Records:
— START —
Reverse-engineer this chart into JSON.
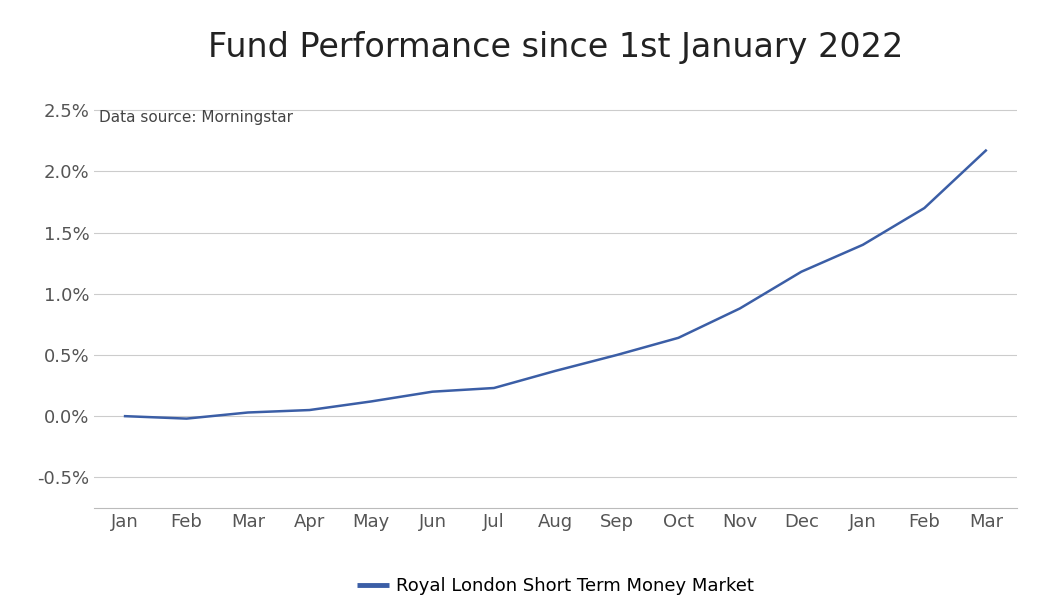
{
  "title": "Fund Performance since 1st January 2022",
  "data_source_label": "Data source: Morningstar",
  "legend_label": "Royal London Short Term Money Market",
  "x_labels": [
    "Jan",
    "Feb",
    "Mar",
    "Apr",
    "May",
    "Jun",
    "Jul",
    "Aug",
    "Sep",
    "Oct",
    "Nov",
    "Dec",
    "Jan",
    "Feb",
    "Mar"
  ],
  "y_values": [
    0.0,
    -0.02,
    0.03,
    0.05,
    0.12,
    0.2,
    0.23,
    0.37,
    0.5,
    0.64,
    0.88,
    1.18,
    1.4,
    1.7,
    2.17
  ],
  "ylim": [
    -0.75,
    2.75
  ],
  "yticks": [
    -0.5,
    0.0,
    0.5,
    1.0,
    1.5,
    2.0,
    2.5
  ],
  "line_color": "#3B5EA6",
  "line_width": 1.8,
  "bg_color": "#ffffff",
  "title_fontsize": 24,
  "axis_fontsize": 13,
  "source_fontsize": 11,
  "legend_fontsize": 13,
  "grid_color": "#cccccc",
  "tick_label_color": "#555555",
  "title_color": "#222222",
  "source_color": "#444444"
}
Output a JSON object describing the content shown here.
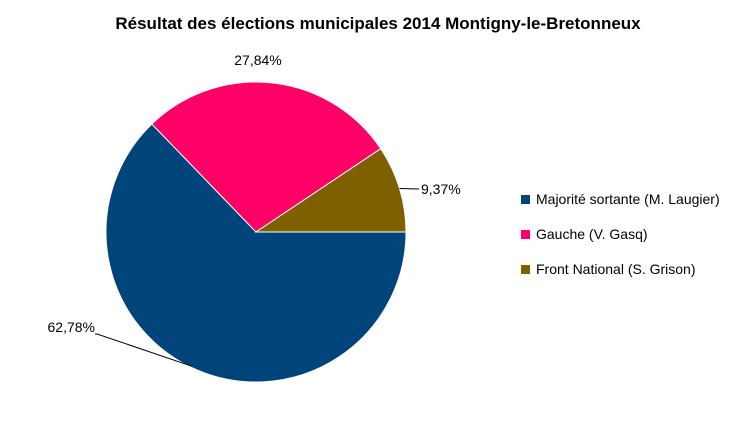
{
  "chart_data": {
    "type": "pie",
    "title": "Résultat des élections municipales 2014 Montigny-le-Bretonneux",
    "legend_position": "right",
    "slices": [
      {
        "label": "Majorité sortante (M. Laugier)",
        "value": 62.78,
        "data_label": "62,78%",
        "color": "#00447c"
      },
      {
        "label": "Gauche (V. Gasq)",
        "value": 27.84,
        "data_label": "27,84%",
        "color": "#ff0066"
      },
      {
        "label": "Front National (S. Grison)",
        "value": 9.37,
        "data_label": "9,37%",
        "color": "#7f6000"
      }
    ]
  }
}
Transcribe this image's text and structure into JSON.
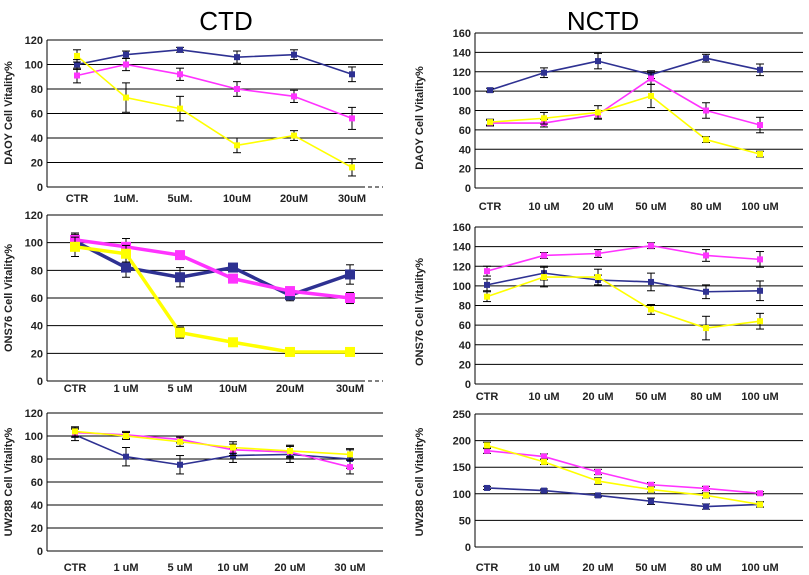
— END —
▶ TASK DETAILS: Output the full set of records above without changing a word, and drop the images.

▶ ANSWER TO THE TASK:
Reverse-engineer this chart into JSON.
{
  "title": "Fund Performance since 1st January 2022",
  "data_source_label": "Data source: Morningstar",
  "legend_label": "Royal London Short Term Money Market",
  "x_labels": [
    "Jan",
    "Feb",
    "Mar",
    "Apr",
    "May",
    "Jun",
    "Jul",
    "Aug",
    "Sep",
    "Oct",
    "Nov",
    "Dec",
    "Jan",
    "Feb",
    "Mar"
  ],
  "y_values": [
    0.0,
    -0.02,
    0.03,
    0.05,
    0.12,
    0.2,
    0.23,
    0.37,
    0.5,
    0.64,
    0.88,
    1.18,
    1.4,
    1.7,
    2.17
  ],
  "ylim": [
    -0.75,
    2.75
  ],
  "yticks": [
    -0.5,
    0.0,
    0.5,
    1.0,
    1.5,
    2.0,
    2.5
  ],
  "line_color": "#3B5EA6",
  "line_width": 1.8,
  "bg_color": "#ffffff",
  "title_fontsize": 24,
  "axis_fontsize": 13,
  "source_fontsize": 11,
  "legend_fontsize": 13,
  "grid_color": "#cccccc",
  "tick_label_color": "#555555",
  "title_color": "#222222",
  "source_color": "#444444"
}
Output a JSON object describing the content shown here.
{
  "chart_data": {
    "type": "pie",
    "title": "Résultat des élections municipales 2014 Montigny-le-Bretonneux",
    "legend_position": "right",
    "slices": [
      {
        "label": "Majorité sortante (M. Laugier)",
        "value": 62.78,
        "data_label": "62,78%",
        "color": "#00447c"
      },
      {
        "label": "Gauche (V. Gasq)",
        "value": 27.84,
        "data_label": "27,84%",
        "color": "#ff0066"
      },
      {
        "label": "Front National (S. Grison)",
        "value": 9.37,
        "data_label": "9,37%",
        "color": "#7f6000"
      }
    ]
  }
}
Transcribe this image's text and structure into JSON.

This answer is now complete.